**TASK TO COMPLETE**: A faithful transcription of all the data is required.

Dataset items

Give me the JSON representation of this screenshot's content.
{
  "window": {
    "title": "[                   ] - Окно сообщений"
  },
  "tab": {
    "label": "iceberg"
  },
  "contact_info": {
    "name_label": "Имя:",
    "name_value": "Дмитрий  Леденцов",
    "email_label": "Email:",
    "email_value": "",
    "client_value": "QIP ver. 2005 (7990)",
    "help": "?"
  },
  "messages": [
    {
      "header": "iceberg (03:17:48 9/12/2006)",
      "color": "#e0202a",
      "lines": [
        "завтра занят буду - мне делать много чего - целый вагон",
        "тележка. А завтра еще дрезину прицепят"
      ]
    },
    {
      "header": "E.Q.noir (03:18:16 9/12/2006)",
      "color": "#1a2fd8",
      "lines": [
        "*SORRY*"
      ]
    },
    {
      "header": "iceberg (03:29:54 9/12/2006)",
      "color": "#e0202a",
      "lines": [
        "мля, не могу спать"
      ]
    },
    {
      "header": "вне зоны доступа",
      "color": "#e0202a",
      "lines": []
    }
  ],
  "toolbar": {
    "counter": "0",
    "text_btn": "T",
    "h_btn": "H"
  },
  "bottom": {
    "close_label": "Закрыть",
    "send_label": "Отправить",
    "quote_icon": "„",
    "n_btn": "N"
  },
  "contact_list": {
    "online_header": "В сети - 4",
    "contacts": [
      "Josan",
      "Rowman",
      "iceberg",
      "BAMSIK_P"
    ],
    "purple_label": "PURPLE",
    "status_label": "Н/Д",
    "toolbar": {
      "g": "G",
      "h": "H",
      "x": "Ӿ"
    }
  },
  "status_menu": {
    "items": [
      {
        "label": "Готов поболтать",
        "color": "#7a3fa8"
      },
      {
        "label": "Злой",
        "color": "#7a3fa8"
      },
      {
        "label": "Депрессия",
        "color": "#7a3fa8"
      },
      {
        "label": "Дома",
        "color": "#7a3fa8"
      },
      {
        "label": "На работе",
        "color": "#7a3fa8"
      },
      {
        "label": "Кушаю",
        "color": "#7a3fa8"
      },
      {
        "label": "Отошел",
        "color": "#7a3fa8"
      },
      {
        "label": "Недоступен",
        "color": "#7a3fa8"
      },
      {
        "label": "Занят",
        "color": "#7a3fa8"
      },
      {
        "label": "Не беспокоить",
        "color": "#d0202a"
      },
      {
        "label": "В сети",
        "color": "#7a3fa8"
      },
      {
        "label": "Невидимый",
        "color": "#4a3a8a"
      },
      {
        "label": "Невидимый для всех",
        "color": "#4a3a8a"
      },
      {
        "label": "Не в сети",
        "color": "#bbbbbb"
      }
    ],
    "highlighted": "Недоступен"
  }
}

**FINISHED TASK**:
Give me the JSON representation of this screenshot's content.
{
  "window": {
    "title": "[                   ] - Окно сообщений"
  },
  "tab": {
    "label": "iceberg"
  },
  "contact_info": {
    "name_label": "Имя:",
    "name_value": "Дмитрий  Леденцов",
    "email_label": "Email:",
    "email_value": "",
    "client_value": "QIP ver. 2005 (7990)",
    "help": "?"
  },
  "messages": [
    {
      "header": "iceberg (03:17:48 9/12/2006)",
      "color": "#e0202a",
      "lines": [
        "завтра занят буду - мне делать много чего - целый вагон",
        "тележка. А завтра еще дрезину прицепят"
      ]
    },
    {
      "header": "E.Q.noir (03:18:16 9/12/2006)",
      "color": "#1a2fd8",
      "lines": [
        "*SORRY*"
      ]
    },
    {
      "header": "iceberg (03:29:54 9/12/2006)",
      "color": "#e0202a",
      "lines": [
        "мля, не могу спать"
      ]
    },
    {
      "header": "вне зоны доступа",
      "color": "#e0202a",
      "lines": []
    }
  ],
  "toolbar": {
    "counter": "0",
    "text_btn": "T",
    "h_btn": "H"
  },
  "bottom": {
    "close_label": "Закрыть",
    "send_label": "Отправить",
    "quote_icon": "„",
    "n_btn": "N"
  },
  "contact_list": {
    "online_header": "В сети - 4",
    "contacts": [
      "Josan",
      "Rowman",
      "iceberg",
      "BAMSIK_P"
    ],
    "purple_label": "PURPLE",
    "status_label": "Н/Д",
    "toolbar": {
      "g": "G",
      "h": "H",
      "x": "Ӿ"
    }
  },
  "status_menu": {
    "items": [
      {
        "label": "Готов поболтать",
        "color": "#7a3fa8"
      },
      {
        "label": "Злой",
        "color": "#7a3fa8"
      },
      {
        "label": "Депрессия",
        "color": "#7a3fa8"
      },
      {
        "label": "Дома",
        "color": "#7a3fa8"
      },
      {
        "label": "На работе",
        "color": "#7a3fa8"
      },
      {
        "label": "Кушаю",
        "color": "#7a3fa8"
      },
      {
        "label": "Отошел",
        "color": "#7a3fa8"
      },
      {
        "label": "Недоступен",
        "color": "#7a3fa8"
      },
      {
        "label": "Занят",
        "color": "#7a3fa8"
      },
      {
        "label": "Не беспокоить",
        "color": "#d0202a"
      },
      {
        "label": "В сети",
        "color": "#7a3fa8"
      },
      {
        "label": "Невидимый",
        "color": "#4a3a8a"
      },
      {
        "label": "Невидимый для всех",
        "color": "#4a3a8a"
      },
      {
        "label": "Не в сети",
        "color": "#bbbbbb"
      }
    ],
    "highlighted": "Недоступен"
  }
}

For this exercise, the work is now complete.